# Aim:
Return every line of the material below verbatim, keeping each character and line break unchanged.

# Dataset rows:
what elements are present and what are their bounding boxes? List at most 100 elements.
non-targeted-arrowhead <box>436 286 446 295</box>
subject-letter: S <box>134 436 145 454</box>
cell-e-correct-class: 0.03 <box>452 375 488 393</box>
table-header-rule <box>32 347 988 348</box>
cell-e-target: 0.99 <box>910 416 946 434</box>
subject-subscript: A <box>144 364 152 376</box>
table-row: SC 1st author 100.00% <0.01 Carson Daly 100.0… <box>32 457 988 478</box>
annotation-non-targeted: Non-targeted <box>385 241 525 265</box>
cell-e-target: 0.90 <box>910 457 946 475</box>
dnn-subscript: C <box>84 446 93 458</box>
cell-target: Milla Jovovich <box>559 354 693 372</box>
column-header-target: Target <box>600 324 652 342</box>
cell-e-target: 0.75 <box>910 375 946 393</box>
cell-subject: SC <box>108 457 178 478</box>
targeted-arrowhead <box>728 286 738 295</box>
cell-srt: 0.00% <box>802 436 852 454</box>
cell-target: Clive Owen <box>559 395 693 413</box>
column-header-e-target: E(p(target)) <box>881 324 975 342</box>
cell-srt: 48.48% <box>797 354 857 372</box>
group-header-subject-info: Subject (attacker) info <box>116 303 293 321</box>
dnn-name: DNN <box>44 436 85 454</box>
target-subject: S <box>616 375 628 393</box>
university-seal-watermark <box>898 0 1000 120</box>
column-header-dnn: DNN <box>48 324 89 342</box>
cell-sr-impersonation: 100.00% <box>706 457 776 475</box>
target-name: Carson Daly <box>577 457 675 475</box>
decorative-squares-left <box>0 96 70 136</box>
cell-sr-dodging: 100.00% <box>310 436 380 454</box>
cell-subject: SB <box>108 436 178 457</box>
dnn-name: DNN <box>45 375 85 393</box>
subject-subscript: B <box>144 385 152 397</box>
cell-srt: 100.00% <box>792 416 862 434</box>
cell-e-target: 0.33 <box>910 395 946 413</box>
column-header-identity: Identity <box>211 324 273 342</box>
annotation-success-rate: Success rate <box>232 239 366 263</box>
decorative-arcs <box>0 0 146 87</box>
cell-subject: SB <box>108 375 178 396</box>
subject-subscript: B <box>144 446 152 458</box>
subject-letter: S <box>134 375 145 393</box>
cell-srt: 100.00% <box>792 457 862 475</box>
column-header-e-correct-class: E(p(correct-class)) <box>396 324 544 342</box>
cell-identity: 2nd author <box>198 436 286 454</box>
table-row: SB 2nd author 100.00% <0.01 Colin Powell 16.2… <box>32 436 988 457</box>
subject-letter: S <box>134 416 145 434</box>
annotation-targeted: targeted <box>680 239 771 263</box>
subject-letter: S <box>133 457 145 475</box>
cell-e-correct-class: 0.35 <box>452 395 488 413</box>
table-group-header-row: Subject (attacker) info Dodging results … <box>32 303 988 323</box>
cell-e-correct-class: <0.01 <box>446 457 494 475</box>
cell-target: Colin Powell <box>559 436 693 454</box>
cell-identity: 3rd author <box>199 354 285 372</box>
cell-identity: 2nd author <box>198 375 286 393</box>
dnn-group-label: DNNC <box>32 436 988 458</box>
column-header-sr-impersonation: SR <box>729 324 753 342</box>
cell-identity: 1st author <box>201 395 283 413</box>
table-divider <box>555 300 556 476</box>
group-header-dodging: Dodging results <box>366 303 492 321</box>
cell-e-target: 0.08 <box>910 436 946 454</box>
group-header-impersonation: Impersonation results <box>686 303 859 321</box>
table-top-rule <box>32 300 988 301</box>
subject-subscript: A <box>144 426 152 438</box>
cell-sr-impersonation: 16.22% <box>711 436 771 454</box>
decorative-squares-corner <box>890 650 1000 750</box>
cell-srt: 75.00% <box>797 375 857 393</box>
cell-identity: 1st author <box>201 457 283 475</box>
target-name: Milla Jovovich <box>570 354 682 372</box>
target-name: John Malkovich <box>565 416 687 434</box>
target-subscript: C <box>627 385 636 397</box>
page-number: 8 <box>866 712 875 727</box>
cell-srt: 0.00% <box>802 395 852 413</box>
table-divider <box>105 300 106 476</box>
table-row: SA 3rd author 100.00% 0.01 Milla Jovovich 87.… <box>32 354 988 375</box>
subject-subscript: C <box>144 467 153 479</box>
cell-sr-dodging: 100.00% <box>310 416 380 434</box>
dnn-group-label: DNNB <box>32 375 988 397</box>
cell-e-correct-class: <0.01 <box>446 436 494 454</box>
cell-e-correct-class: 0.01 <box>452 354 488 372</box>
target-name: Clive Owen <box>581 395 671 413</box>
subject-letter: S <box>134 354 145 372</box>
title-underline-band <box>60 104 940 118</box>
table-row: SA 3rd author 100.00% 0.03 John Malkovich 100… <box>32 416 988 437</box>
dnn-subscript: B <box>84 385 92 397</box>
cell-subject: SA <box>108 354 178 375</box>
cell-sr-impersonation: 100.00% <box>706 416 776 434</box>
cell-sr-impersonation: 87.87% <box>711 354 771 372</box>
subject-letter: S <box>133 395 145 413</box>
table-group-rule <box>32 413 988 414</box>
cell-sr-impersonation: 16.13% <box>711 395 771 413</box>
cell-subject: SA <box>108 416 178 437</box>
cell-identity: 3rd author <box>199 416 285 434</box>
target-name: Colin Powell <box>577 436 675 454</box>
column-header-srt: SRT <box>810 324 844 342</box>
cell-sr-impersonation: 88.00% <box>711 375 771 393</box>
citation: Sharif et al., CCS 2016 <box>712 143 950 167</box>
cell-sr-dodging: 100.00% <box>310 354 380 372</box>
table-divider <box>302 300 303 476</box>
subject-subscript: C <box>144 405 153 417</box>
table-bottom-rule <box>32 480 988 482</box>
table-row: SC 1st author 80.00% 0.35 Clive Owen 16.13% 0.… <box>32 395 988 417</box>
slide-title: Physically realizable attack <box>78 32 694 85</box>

# Reply to the exercise:
what elements are present and what are their bounding boxes? List at most 100 elements.
non-targeted-arrowhead <box>436 286 446 295</box>
subject-letter: S <box>134 436 145 454</box>
cell-e-correct-class: 0.03 <box>452 375 488 393</box>
table-header-rule <box>32 347 988 348</box>
cell-e-target: 0.99 <box>910 416 946 434</box>
subject-subscript: A <box>144 364 152 376</box>
table-row: SC 1st author 100.00% <0.01 Carson Daly 100.0… <box>32 457 988 478</box>
annotation-non-targeted: Non-targeted <box>385 241 525 265</box>
cell-e-target: 0.90 <box>910 457 946 475</box>
dnn-subscript: C <box>84 446 93 458</box>
cell-target: Milla Jovovich <box>559 354 693 372</box>
column-header-target: Target <box>600 324 652 342</box>
cell-e-target: 0.75 <box>910 375 946 393</box>
cell-subject: SC <box>108 457 178 478</box>
targeted-arrowhead <box>728 286 738 295</box>
cell-srt: 0.00% <box>802 436 852 454</box>
cell-target: Clive Owen <box>559 395 693 413</box>
column-header-e-target: E(p(target)) <box>881 324 975 342</box>
cell-srt: 48.48% <box>797 354 857 372</box>
group-header-subject-info: Subject (attacker) info <box>116 303 293 321</box>
dnn-name: DNN <box>44 436 85 454</box>
target-subject: S <box>616 375 628 393</box>
university-seal-watermark <box>898 0 1000 120</box>
column-header-dnn: DNN <box>48 324 89 342</box>
cell-sr-impersonation: 100.00% <box>706 457 776 475</box>
target-name: Carson Daly <box>577 457 675 475</box>
decorative-squares-left <box>0 96 70 136</box>
cell-sr-dodging: 100.00% <box>310 436 380 454</box>
cell-subject: SB <box>108 436 178 457</box>
dnn-name: DNN <box>45 375 85 393</box>
subject-subscript: B <box>144 385 152 397</box>
cell-srt: 100.00% <box>792 416 862 434</box>
cell-e-target: 0.33 <box>910 395 946 413</box>
column-header-identity: Identity <box>211 324 273 342</box>
annotation-success-rate: Success rate <box>232 239 366 263</box>
decorative-arcs <box>0 0 146 87</box>
cell-subject: SB <box>108 375 178 396</box>
subject-subscript: B <box>144 446 152 458</box>
subject-letter: S <box>134 375 145 393</box>
cell-srt: 100.00% <box>792 457 862 475</box>
column-header-e-correct-class: E(p(correct-class)) <box>396 324 544 342</box>
cell-identity: 2nd author <box>198 436 286 454</box>
table-row: SB 2nd author 100.00% <0.01 Colin Powell 16.2… <box>32 436 988 457</box>
subject-letter: S <box>134 416 145 434</box>
annotation-targeted: targeted <box>680 239 771 263</box>
subject-letter: S <box>133 457 145 475</box>
cell-e-correct-class: 0.35 <box>452 395 488 413</box>
table-group-header-row: Subject (attacker) info Dodging results … <box>32 303 988 323</box>
cell-e-correct-class: <0.01 <box>446 457 494 475</box>
cell-target: Colin Powell <box>559 436 693 454</box>
cell-identity: 3rd author <box>199 354 285 372</box>
cell-identity: 2nd author <box>198 375 286 393</box>
dnn-group-label: DNNC <box>32 436 988 458</box>
column-header-sr-impersonation: SR <box>729 324 753 342</box>
cell-identity: 1st author <box>201 395 283 413</box>
table-divider <box>555 300 556 476</box>
group-header-dodging: Dodging results <box>366 303 492 321</box>
cell-e-target: 0.08 <box>910 436 946 454</box>
group-header-impersonation: Impersonation results <box>686 303 859 321</box>
table-top-rule <box>32 300 988 301</box>
subject-subscript: A <box>144 426 152 438</box>
cell-sr-impersonation: 16.22% <box>711 436 771 454</box>
decorative-squares-corner <box>890 650 1000 750</box>
cell-srt: 75.00% <box>797 375 857 393</box>
cell-identity: 1st author <box>201 457 283 475</box>
target-name: Milla Jovovich <box>570 354 682 372</box>
target-name: John Malkovich <box>565 416 687 434</box>
target-subscript: C <box>627 385 636 397</box>
page-number: 8 <box>866 712 875 727</box>
cell-srt: 0.00% <box>802 395 852 413</box>
table-divider <box>105 300 106 476</box>
table-row: SA 3rd author 100.00% 0.01 Milla Jovovich 87.… <box>32 354 988 375</box>
subject-subscript: C <box>144 467 153 479</box>
cell-sr-dodging: 100.00% <box>310 416 380 434</box>
dnn-group-label: DNNB <box>32 375 988 397</box>
cell-e-correct-class: <0.01 <box>446 436 494 454</box>
cell-e-correct-class: 0.01 <box>452 354 488 372</box>
target-name: Clive Owen <box>581 395 671 413</box>
subject-letter: S <box>134 354 145 372</box>
title-underline-band <box>60 104 940 118</box>
table-row: SA 3rd author 100.00% 0.03 John Malkovich 100… <box>32 416 988 437</box>
dnn-subscript: B <box>84 385 92 397</box>
cell-subject: SA <box>108 354 178 375</box>
cell-sr-impersonation: 100.00% <box>706 416 776 434</box>
cell-sr-impersonation: 87.87% <box>711 354 771 372</box>
subject-letter: S <box>133 395 145 413</box>
table-group-rule <box>32 413 988 414</box>
cell-sr-impersonation: 16.13% <box>711 395 771 413</box>
cell-subject: SA <box>108 416 178 437</box>
cell-identity: 3rd author <box>199 416 285 434</box>
target-name: Colin Powell <box>577 436 675 454</box>
column-header-srt: SRT <box>810 324 844 342</box>
cell-sr-impersonation: 88.00% <box>711 375 771 393</box>
citation: Sharif et al., CCS 2016 <box>712 143 950 167</box>
cell-sr-dodging: 100.00% <box>310 354 380 372</box>
table-divider <box>302 300 303 476</box>
subject-subscript: C <box>144 405 153 417</box>
table-bottom-rule <box>32 480 988 482</box>
table-row: SC 1st author 80.00% 0.35 Clive Owen 16.13% 0.… <box>32 395 988 417</box>
slide-title: Physically realizable attack <box>78 32 694 85</box>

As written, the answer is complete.